**GIVEN ENTRIES:**
● ● ● ● ● ● ●

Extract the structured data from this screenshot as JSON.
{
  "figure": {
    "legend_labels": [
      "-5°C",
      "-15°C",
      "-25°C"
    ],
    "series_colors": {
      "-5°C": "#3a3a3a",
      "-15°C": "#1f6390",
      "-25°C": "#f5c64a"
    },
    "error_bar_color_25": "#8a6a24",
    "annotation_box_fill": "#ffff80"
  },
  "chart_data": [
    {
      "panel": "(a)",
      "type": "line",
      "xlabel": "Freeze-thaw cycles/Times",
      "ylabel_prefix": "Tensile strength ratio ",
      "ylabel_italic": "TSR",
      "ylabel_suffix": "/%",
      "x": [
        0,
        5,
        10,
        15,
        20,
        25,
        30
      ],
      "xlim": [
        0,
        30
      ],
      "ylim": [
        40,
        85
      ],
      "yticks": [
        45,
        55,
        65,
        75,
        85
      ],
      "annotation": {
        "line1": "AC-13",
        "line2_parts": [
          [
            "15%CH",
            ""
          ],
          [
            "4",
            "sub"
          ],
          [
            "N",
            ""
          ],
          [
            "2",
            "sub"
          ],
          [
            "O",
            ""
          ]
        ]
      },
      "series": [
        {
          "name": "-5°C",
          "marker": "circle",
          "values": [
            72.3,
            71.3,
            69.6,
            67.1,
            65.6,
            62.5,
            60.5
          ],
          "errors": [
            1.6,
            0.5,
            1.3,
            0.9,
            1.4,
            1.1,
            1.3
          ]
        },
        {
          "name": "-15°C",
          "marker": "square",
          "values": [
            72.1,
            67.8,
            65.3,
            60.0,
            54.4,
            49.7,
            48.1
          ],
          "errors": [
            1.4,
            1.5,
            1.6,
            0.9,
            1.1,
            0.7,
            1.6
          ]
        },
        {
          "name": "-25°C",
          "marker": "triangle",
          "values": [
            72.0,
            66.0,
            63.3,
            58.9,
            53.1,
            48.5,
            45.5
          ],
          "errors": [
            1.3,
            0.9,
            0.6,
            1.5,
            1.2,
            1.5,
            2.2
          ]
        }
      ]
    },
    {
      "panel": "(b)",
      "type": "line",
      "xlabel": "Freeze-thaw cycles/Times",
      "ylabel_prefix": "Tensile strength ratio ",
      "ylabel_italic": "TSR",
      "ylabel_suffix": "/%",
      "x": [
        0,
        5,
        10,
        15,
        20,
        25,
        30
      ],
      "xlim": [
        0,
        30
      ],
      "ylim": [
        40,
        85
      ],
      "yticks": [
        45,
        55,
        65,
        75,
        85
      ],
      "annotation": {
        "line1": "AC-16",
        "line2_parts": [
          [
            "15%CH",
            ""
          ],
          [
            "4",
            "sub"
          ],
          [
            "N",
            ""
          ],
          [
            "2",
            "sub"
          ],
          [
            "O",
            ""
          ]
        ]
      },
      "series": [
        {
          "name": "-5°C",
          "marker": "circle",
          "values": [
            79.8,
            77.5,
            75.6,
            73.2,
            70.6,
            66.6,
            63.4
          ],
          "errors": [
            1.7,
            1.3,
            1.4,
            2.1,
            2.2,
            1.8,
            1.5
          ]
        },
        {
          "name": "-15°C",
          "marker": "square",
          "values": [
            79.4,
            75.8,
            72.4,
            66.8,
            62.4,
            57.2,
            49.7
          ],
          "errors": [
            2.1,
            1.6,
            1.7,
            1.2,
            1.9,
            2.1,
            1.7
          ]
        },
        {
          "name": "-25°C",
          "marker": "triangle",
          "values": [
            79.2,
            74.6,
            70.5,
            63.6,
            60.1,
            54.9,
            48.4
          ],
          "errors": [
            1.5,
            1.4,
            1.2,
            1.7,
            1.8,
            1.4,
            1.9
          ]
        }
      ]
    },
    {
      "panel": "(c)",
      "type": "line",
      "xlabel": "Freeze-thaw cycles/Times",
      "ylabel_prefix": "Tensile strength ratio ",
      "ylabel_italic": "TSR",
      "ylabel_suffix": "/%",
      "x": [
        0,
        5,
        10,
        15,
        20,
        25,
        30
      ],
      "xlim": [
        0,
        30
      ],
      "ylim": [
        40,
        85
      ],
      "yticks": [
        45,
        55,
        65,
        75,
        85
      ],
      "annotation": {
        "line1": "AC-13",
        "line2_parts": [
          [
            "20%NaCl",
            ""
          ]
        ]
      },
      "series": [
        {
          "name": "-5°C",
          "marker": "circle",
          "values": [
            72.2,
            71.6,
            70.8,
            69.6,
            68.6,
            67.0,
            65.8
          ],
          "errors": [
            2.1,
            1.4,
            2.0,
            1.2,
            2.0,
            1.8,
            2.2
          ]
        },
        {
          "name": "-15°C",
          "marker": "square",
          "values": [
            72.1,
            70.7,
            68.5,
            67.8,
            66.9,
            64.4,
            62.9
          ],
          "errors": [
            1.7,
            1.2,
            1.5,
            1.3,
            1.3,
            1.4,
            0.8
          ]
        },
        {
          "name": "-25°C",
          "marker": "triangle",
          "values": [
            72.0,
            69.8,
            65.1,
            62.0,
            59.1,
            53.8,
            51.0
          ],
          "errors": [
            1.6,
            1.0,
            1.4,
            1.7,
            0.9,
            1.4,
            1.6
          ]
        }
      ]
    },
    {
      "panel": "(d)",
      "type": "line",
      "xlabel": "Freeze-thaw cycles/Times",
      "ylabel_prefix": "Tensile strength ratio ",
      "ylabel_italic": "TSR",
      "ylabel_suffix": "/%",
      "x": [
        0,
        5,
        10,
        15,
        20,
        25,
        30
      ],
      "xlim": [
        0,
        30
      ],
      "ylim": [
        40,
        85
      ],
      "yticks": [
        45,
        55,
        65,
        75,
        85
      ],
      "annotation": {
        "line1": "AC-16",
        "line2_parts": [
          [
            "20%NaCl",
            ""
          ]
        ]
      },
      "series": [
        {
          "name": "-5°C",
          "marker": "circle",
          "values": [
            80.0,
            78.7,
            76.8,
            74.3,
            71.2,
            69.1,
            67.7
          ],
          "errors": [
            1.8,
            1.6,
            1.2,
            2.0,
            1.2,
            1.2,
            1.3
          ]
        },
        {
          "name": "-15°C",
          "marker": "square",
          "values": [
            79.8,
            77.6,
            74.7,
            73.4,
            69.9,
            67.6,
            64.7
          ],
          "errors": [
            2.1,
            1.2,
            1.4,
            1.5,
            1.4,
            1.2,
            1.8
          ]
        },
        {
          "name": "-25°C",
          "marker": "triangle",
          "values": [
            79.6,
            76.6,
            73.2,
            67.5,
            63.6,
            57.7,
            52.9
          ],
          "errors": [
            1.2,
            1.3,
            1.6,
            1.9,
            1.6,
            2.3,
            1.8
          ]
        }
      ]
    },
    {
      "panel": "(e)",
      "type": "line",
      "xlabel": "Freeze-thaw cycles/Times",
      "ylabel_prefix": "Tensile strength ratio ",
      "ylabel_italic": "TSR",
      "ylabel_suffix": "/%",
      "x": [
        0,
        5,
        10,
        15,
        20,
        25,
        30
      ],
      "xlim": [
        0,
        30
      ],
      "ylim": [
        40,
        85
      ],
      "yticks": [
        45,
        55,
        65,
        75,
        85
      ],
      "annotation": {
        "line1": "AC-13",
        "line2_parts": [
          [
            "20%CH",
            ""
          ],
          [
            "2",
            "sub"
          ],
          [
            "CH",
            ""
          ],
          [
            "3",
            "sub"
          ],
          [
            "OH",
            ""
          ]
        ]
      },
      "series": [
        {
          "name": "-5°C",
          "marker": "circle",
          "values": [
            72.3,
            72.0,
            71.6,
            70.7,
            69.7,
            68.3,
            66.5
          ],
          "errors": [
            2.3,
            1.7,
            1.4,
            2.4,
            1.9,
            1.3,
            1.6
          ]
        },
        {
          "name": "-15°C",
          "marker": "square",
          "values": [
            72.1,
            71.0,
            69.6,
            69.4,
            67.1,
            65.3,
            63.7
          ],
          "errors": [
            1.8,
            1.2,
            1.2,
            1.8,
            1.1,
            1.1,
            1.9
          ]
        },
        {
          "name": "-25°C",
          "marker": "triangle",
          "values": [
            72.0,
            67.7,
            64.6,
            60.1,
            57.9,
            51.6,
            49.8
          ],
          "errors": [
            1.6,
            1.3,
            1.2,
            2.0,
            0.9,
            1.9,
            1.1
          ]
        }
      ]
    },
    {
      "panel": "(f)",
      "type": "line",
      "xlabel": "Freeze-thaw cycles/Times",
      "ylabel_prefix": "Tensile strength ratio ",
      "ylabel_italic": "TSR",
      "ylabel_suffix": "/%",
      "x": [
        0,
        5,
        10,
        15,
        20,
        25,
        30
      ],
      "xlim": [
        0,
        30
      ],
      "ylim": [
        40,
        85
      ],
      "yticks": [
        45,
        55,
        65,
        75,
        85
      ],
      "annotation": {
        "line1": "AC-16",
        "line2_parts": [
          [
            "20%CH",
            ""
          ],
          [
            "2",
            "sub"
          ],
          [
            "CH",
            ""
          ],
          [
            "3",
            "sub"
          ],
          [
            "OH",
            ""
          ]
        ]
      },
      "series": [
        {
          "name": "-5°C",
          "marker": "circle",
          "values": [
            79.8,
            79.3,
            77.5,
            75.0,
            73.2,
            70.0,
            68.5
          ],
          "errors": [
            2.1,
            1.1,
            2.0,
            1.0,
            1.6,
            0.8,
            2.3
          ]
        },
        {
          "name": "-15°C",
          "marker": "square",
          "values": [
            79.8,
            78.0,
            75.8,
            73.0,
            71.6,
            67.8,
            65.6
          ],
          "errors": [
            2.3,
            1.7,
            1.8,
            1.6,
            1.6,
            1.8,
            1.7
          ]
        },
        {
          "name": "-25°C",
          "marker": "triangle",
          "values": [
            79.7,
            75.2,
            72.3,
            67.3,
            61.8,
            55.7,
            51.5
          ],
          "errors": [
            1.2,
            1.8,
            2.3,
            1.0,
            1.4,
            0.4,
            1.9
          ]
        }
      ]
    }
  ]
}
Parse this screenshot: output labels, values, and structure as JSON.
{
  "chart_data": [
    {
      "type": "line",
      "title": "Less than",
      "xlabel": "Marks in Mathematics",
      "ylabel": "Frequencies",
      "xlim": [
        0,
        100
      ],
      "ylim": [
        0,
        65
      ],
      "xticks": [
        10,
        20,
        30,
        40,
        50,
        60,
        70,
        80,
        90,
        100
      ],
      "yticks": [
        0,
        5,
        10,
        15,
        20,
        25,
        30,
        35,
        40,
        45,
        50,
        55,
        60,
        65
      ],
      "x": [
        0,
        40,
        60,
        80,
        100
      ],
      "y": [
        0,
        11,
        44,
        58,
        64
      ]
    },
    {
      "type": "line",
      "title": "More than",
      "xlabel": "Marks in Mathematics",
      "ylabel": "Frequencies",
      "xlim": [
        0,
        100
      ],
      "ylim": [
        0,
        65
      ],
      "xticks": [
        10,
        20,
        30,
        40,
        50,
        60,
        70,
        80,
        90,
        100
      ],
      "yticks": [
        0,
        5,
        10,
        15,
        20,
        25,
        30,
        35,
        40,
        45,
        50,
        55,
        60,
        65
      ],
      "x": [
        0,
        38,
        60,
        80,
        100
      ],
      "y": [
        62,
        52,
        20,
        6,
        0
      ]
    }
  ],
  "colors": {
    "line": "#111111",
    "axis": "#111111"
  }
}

● ● ● ● ● ● ●

**TASK TO CARRY OUT:**
Report how many lines of the records above contain the word "this", giving only the number.

**COMPLETE RESPONSE:**
2